-- START OF Rows --
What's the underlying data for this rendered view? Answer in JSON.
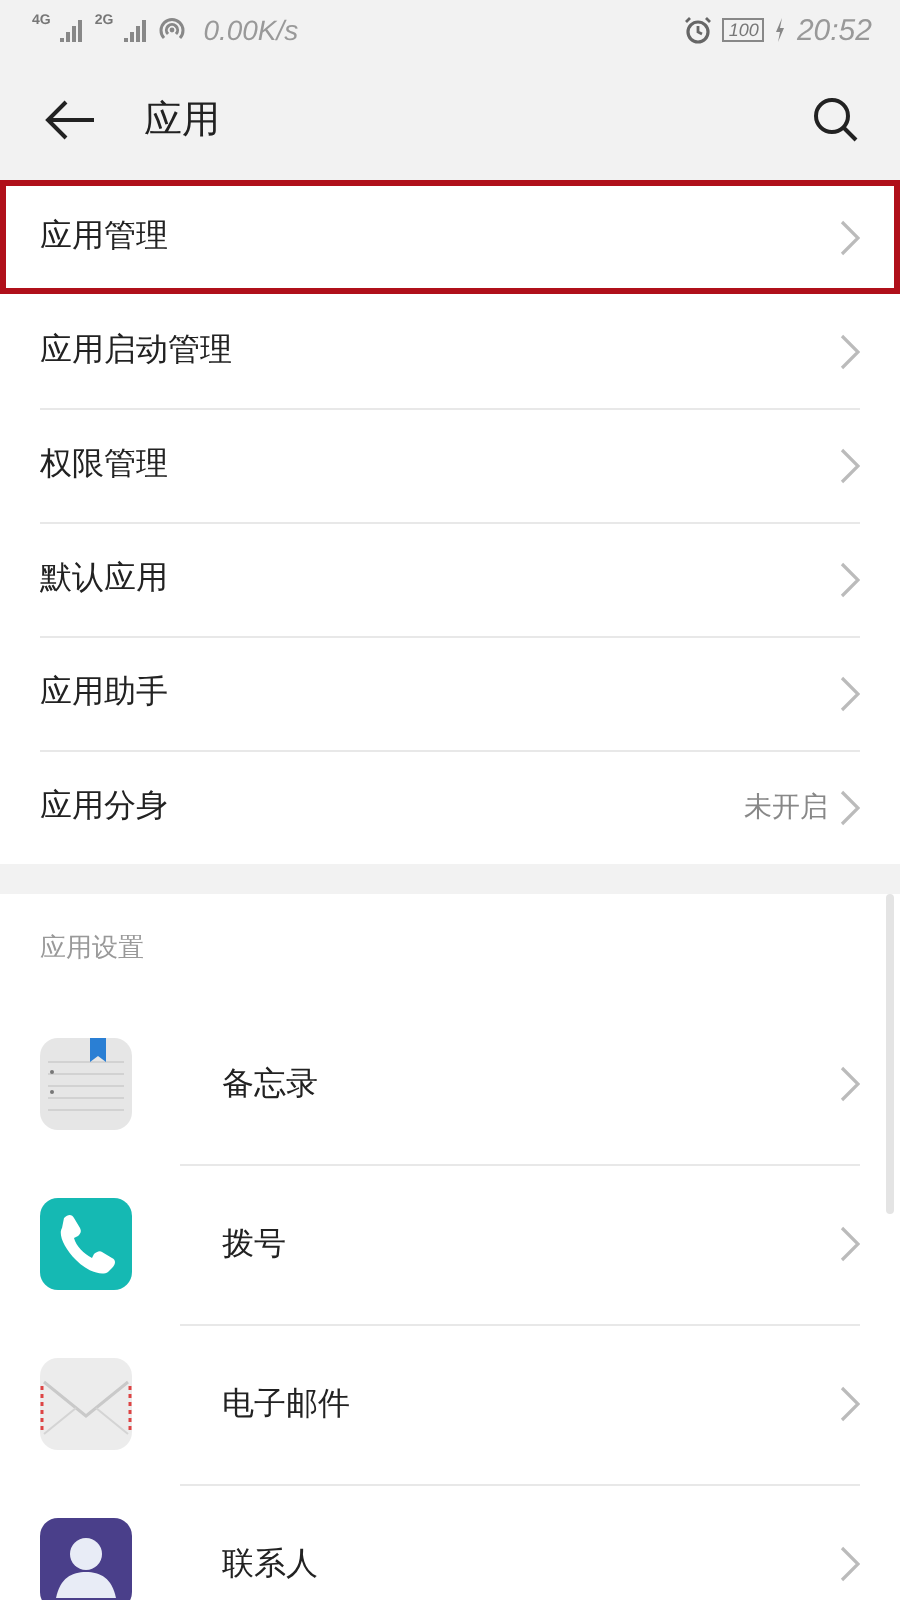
{
  "status_bar": {
    "sim1": "4G",
    "sim2": "2G",
    "speed": "0.00K/s",
    "battery": "100",
    "time": "20:52"
  },
  "toolbar": {
    "title": "应用"
  },
  "menu": [
    {
      "label": "应用管理",
      "selected": true
    },
    {
      "label": "应用启动管理",
      "selected": false
    },
    {
      "label": "权限管理",
      "selected": false
    },
    {
      "label": "默认应用",
      "selected": false
    },
    {
      "label": "应用助手",
      "selected": false
    },
    {
      "label": "应用分身",
      "selected": false,
      "value": "未开启"
    }
  ],
  "app_settings": {
    "header": "应用设置",
    "apps": [
      {
        "name": "备忘录",
        "kind": "notes"
      },
      {
        "name": "拨号",
        "kind": "phone"
      },
      {
        "name": "电子邮件",
        "kind": "mail"
      },
      {
        "name": "联系人",
        "kind": "contacts"
      }
    ]
  }
}
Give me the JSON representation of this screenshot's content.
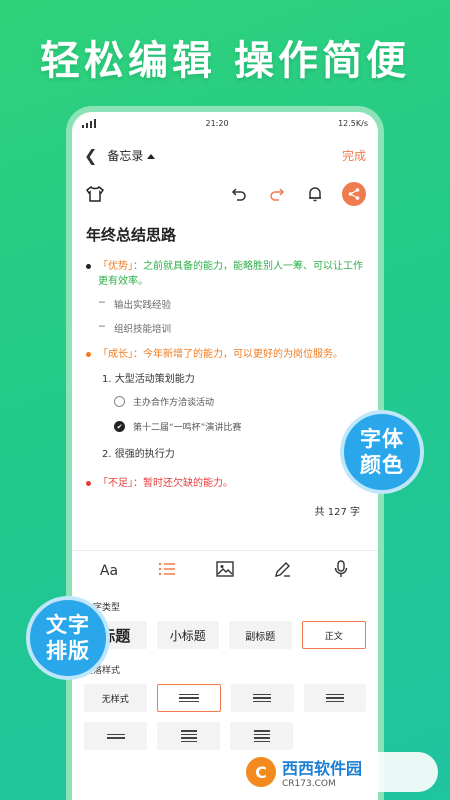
{
  "headline": "轻松编辑  操作简便",
  "status": {
    "time": "21:20",
    "speed": "12.5K/s"
  },
  "nav": {
    "title": "备忘录",
    "done": "完成"
  },
  "doc": {
    "title": "年终总结思路",
    "b1_label": "「优势」",
    "b1_text": "：之前就具备的能力，能略胜别人一筹、可以让工作更有效率。",
    "b1_sub1": "输出实践经验",
    "b1_sub2": "组织技能培训",
    "b2_label": "「成长」",
    "b2_text": "：今年新增了的能力，可以更好的为岗位服务。",
    "n1": "1. 大型活动策划能力",
    "task1": "主办合作方洽谈活动",
    "task2": "第十二届“一鸣杯”演讲比赛",
    "n2": "2. 很强的执行力",
    "b3_label": "「不足」",
    "b3_text": "：暂时还欠缺的能力。",
    "count": "共 127 字"
  },
  "tools": {
    "font": "Aa"
  },
  "panel": {
    "type_label": "文字类型",
    "types": [
      "标题",
      "小标题",
      "副标题",
      "正文"
    ],
    "para_label": "段落样式",
    "para_none": "无样式"
  },
  "badges": {
    "font_color": [
      "字体",
      "颜色"
    ],
    "layout": [
      "文字",
      "排版"
    ]
  },
  "watermark": {
    "name": "西西软件园",
    "domain": "CR173.COM"
  },
  "colors": {
    "accent": "#f07b4f",
    "green": "#2fae4b",
    "orange": "#f07b1f",
    "red": "#e73b3b",
    "badge": "#2aa7ea"
  }
}
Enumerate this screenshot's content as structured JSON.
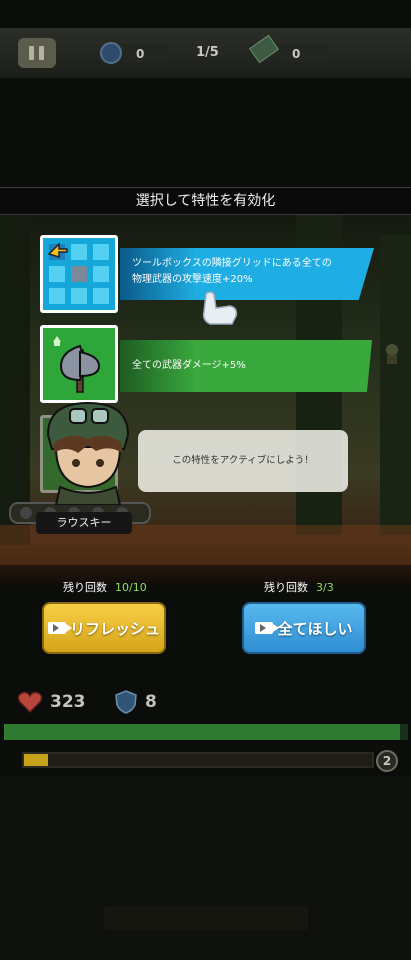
{
  "top_bar": {
    "coins": "0",
    "wave": "1/5",
    "cash": "0"
  },
  "banner": {
    "title": "選択して特性を有効化"
  },
  "traits": [
    {
      "icon": "toolbox-grid-icon",
      "text_line1": "ツールボックスの隣接グリッドにある全ての",
      "text_line2": "物理武器の攻撃速度+20%"
    },
    {
      "icon": "axe-icon",
      "text": "全ての武器ダメージ+5%"
    }
  ],
  "tutorial": {
    "bubble_text": "この特性をアクティブにしよう！"
  },
  "character": {
    "name": "ラウスキー"
  },
  "refresh": {
    "label": "残り回数",
    "count": "10/10",
    "button": "リフレッシュ"
  },
  "take_all": {
    "label": "残り回数",
    "count": "3/3",
    "button": "全てほしい"
  },
  "hud": {
    "hp": "323",
    "armor": "8",
    "hp_progress": 0.98,
    "xp_progress": 0.07,
    "level": "2"
  },
  "colors": {
    "accent_green": "#8ee25b",
    "button_yellow": "#f0c030",
    "button_blue": "#3a9fe0"
  }
}
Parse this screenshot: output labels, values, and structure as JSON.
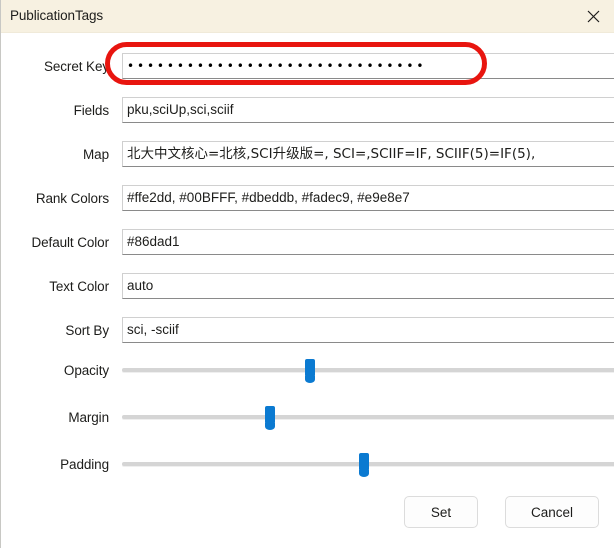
{
  "window": {
    "title": "PublicationTags",
    "close_icon": "close-icon",
    "titlebar_color": "#f7f1e1"
  },
  "annotation": {
    "shape": "rounded-rectangle-highlight",
    "color": "#e8150f",
    "target": "secret-key-field"
  },
  "form": {
    "rows": [
      {
        "label": "Secret Key",
        "type": "password",
        "value": "••••••••••••••••••••••••••••••",
        "placeholder": ""
      },
      {
        "label": "Fields",
        "type": "text",
        "value": "pku,sciUp,sci,sciif",
        "placeholder": ""
      },
      {
        "label": "Map",
        "type": "text-cjk",
        "value": "北大中文核心=北核,SCI升级版=, SCI=,SCIIF=IF, SCIIF(5)=IF(5),",
        "placeholder": ""
      },
      {
        "label": "Rank Colors",
        "type": "text",
        "value": "#ffe2dd, #00BFFF, #dbeddb, #fadec9, #e9e8e7",
        "placeholder": ""
      },
      {
        "label": "Default Color",
        "type": "text",
        "value": "#86dad1",
        "placeholder": ""
      },
      {
        "label": "Text Color",
        "type": "text",
        "value": "auto",
        "placeholder": ""
      },
      {
        "label": "Sort By",
        "type": "text",
        "value": "sci, -sciif",
        "placeholder": ""
      }
    ],
    "sliders": [
      {
        "label": "Opacity",
        "percent": 38,
        "thumb_color": "#0b7ad1"
      },
      {
        "label": "Margin",
        "percent": 30,
        "thumb_color": "#0b7ad1"
      },
      {
        "label": "Padding",
        "percent": 49,
        "thumb_color": "#0b7ad1"
      }
    ]
  },
  "footer": {
    "set_label": "Set",
    "cancel_label": "Cancel"
  }
}
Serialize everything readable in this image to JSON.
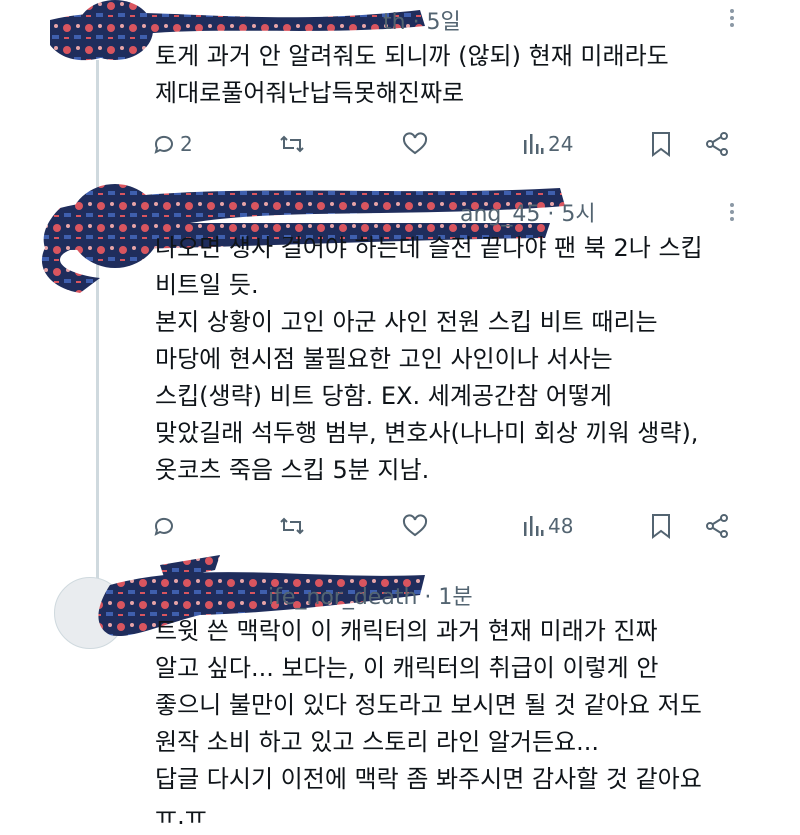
{
  "posts": [
    {
      "time_fragment": "th · 5일",
      "text": "토게 과거 안 알려줘도 되니까 (않되) 현재 미래라도\n제대로풀어줘난납득못해진짜로",
      "replies": "2",
      "views": "24",
      "icons": [
        "comment-icon",
        "repost-icon",
        "like-icon",
        "views-icon",
        "bookmark-icon",
        "share-icon"
      ]
    },
    {
      "time_fragment": "ang_45 · 5시",
      "text": "나오면 생사 걸어야 하는데 슬전 끝나야 팬 북 2나 스킵\n비트일 듯.\n본지 상황이 고인 아군 사인 전원 스킵 비트 때리는\n마당에 현시점 불필요한 고인 사인이나 서사는\n스킵(생략) 비트 당함. EX. 세계공간참 어떻게\n맞았길래 석두행 범부, 변호사(나나미 회상 끼워 생략),\n옷코츠 죽음 스킵 5분 지남.",
      "replies": "",
      "views": "48"
    },
    {
      "time_fragment": "ife_nor_death · 1분",
      "text": "트윗 쓴 맥락이 이 캐릭터의 과거 현재 미래가 진짜\n알고 싶다... 보다는, 이 캐릭터의 취급이 이렇게 안\n좋으니 불만이 있다 정도라고 보시면 될 것 같아요 저도\n원작 소비 하고 있고 스토리 라인 알거든요...\n답글 다시기 이전에 맥락 좀 봐주시면 감사할 것 같아요\nㅠ.ㅠ"
    }
  ],
  "colors": {
    "text": "#0f1419",
    "muted": "#536471",
    "thread_line": "#cfd9de",
    "scribble_navy": "#1f2d5c",
    "scribble_red": "#d9555f"
  }
}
-- END OF Rows --
| The exercise |
Copy the listing in full and without alteration, omitting every picture.

| Answer |
What's the underlying data for this rendered view? Answer in JSON.
{
  "status_bar": {
    "sim1": "4G",
    "sim2": "2G",
    "speed": "0.00K/s",
    "battery": "100",
    "time": "20:52"
  },
  "toolbar": {
    "title": "应用"
  },
  "menu": [
    {
      "label": "应用管理",
      "selected": true
    },
    {
      "label": "应用启动管理",
      "selected": false
    },
    {
      "label": "权限管理",
      "selected": false
    },
    {
      "label": "默认应用",
      "selected": false
    },
    {
      "label": "应用助手",
      "selected": false
    },
    {
      "label": "应用分身",
      "selected": false,
      "value": "未开启"
    }
  ],
  "app_settings": {
    "header": "应用设置",
    "apps": [
      {
        "name": "备忘录",
        "kind": "notes"
      },
      {
        "name": "拨号",
        "kind": "phone"
      },
      {
        "name": "电子邮件",
        "kind": "mail"
      },
      {
        "name": "联系人",
        "kind": "contacts"
      }
    ]
  }
}
Give me the JSON representation of this screenshot's content.
{
  "headline": "轻松编辑  操作简便",
  "status": {
    "time": "21:20",
    "speed": "12.5K/s"
  },
  "nav": {
    "title": "备忘录",
    "done": "完成"
  },
  "doc": {
    "title": "年终总结思路",
    "b1_label": "「优势」",
    "b1_text": "：之前就具备的能力，能略胜别人一筹、可以让工作更有效率。",
    "b1_sub1": "输出实践经验",
    "b1_sub2": "组织技能培训",
    "b2_label": "「成长」",
    "b2_text": "：今年新增了的能力，可以更好的为岗位服务。",
    "n1": "1. 大型活动策划能力",
    "task1": "主办合作方洽谈活动",
    "task2": "第十二届“一鸣杯”演讲比赛",
    "n2": "2. 很强的执行力",
    "b3_label": "「不足」",
    "b3_text": "：暂时还欠缺的能力。",
    "count": "共 127 字"
  },
  "tools": {
    "font": "Aa"
  },
  "panel": {
    "type_label": "文字类型",
    "types": [
      "标题",
      "小标题",
      "副标题",
      "正文"
    ],
    "para_label": "段落样式",
    "para_none": "无样式"
  },
  "badges": {
    "font_color": [
      "字体",
      "颜色"
    ],
    "layout": [
      "文字",
      "排版"
    ]
  },
  "watermark": {
    "name": "西西软件园",
    "domain": "CR173.COM"
  },
  "colors": {
    "accent": "#f07b4f",
    "green": "#2fae4b",
    "orange": "#f07b1f",
    "red": "#e73b3b",
    "badge": "#2aa7ea"
  }
}
Enumerate this screenshot's content as structured JSON.
{
  "top_bar": {
    "coins": "0",
    "wave": "1/5",
    "cash": "0"
  },
  "banner": {
    "title": "選択して特性を有効化"
  },
  "traits": [
    {
      "icon": "toolbox-grid-icon",
      "text_line1": "ツールボックスの隣接グリッドにある全ての",
      "text_line2": "物理武器の攻撃速度+20%"
    },
    {
      "icon": "axe-icon",
      "text": "全ての武器ダメージ+5%"
    }
  ],
  "tutorial": {
    "bubble_text": "この特性をアクティブにしよう！"
  },
  "character": {
    "name": "ラウスキー"
  },
  "refresh": {
    "label": "残り回数",
    "count": "10/10",
    "button": "リフレッシュ"
  },
  "take_all": {
    "label": "残り回数",
    "count": "3/3",
    "button": "全てほしい"
  },
  "hud": {
    "hp": "323",
    "armor": "8",
    "hp_progress": 0.98,
    "xp_progress": 0.07,
    "level": "2"
  },
  "colors": {
    "accent_green": "#8ee25b",
    "button_yellow": "#f0c030",
    "button_blue": "#3a9fe0"
  }
}
Parse this screenshot: output labels, values, and structure as JSON.
{
  "window": {
    "title": "PublicationTags",
    "close_icon": "close-icon",
    "titlebar_color": "#f7f1e1"
  },
  "annotation": {
    "shape": "rounded-rectangle-highlight",
    "color": "#e8150f",
    "target": "secret-key-field"
  },
  "form": {
    "rows": [
      {
        "label": "Secret Key",
        "type": "password",
        "value": "••••••••••••••••••••••••••••••",
        "placeholder": ""
      },
      {
        "label": "Fields",
        "type": "text",
        "value": "pku,sciUp,sci,sciif",
        "placeholder": ""
      },
      {
        "label": "Map",
        "type": "text-cjk",
        "value": "北大中文核心=北核,SCI升级版=, SCI=,SCIIF=IF, SCIIF(5)=IF(5),",
        "placeholder": ""
      },
      {
        "label": "Rank Colors",
        "type": "text",
        "value": "#ffe2dd, #00BFFF, #dbeddb, #fadec9, #e9e8e7",
        "placeholder": ""
      },
      {
        "label": "Default Color",
        "type": "text",
        "value": "#86dad1",
        "placeholder": ""
      },
      {
        "label": "Text Color",
        "type": "text",
        "value": "auto",
        "placeholder": ""
      },
      {
        "label": "Sort By",
        "type": "text",
        "value": "sci, -sciif",
        "placeholder": ""
      }
    ],
    "sliders": [
      {
        "label": "Opacity",
        "percent": 38,
        "thumb_color": "#0b7ad1"
      },
      {
        "label": "Margin",
        "percent": 30,
        "thumb_color": "#0b7ad1"
      },
      {
        "label": "Padding",
        "percent": 49,
        "thumb_color": "#0b7ad1"
      }
    ]
  },
  "footer": {
    "set_label": "Set",
    "cancel_label": "Cancel"
  }
}
Serialize everything readable in this image to JSON.
{
  "posts": [
    {
      "time_fragment": "th · 5일",
      "text": "토게 과거 안 알려줘도 되니까 (않되) 현재 미래라도\n제대로풀어줘난납득못해진짜로",
      "replies": "2",
      "views": "24",
      "icons": [
        "comment-icon",
        "repost-icon",
        "like-icon",
        "views-icon",
        "bookmark-icon",
        "share-icon"
      ]
    },
    {
      "time_fragment": "ang_45 · 5시",
      "text": "나오면 생사 걸어야 하는데 슬전 끝나야 팬 북 2나 스킵\n비트일 듯.\n본지 상황이 고인 아군 사인 전원 스킵 비트 때리는\n마당에 현시점 불필요한 고인 사인이나 서사는\n스킵(생략) 비트 당함. EX. 세계공간참 어떻게\n맞았길래 석두행 범부, 변호사(나나미 회상 끼워 생략),\n옷코츠 죽음 스킵 5분 지남.",
      "replies": "",
      "views": "48"
    },
    {
      "time_fragment": "ife_nor_death · 1분",
      "text": "트윗 쓴 맥락이 이 캐릭터의 과거 현재 미래가 진짜\n알고 싶다... 보다는, 이 캐릭터의 취급이 이렇게 안\n좋으니 불만이 있다 정도라고 보시면 될 것 같아요 저도\n원작 소비 하고 있고 스토리 라인 알거든요...\n답글 다시기 이전에 맥락 좀 봐주시면 감사할 것 같아요\nㅠ.ㅠ"
    }
  ],
  "colors": {
    "text": "#0f1419",
    "muted": "#536471",
    "thread_line": "#cfd9de",
    "scribble_navy": "#1f2d5c",
    "scribble_red": "#d9555f"
  }
}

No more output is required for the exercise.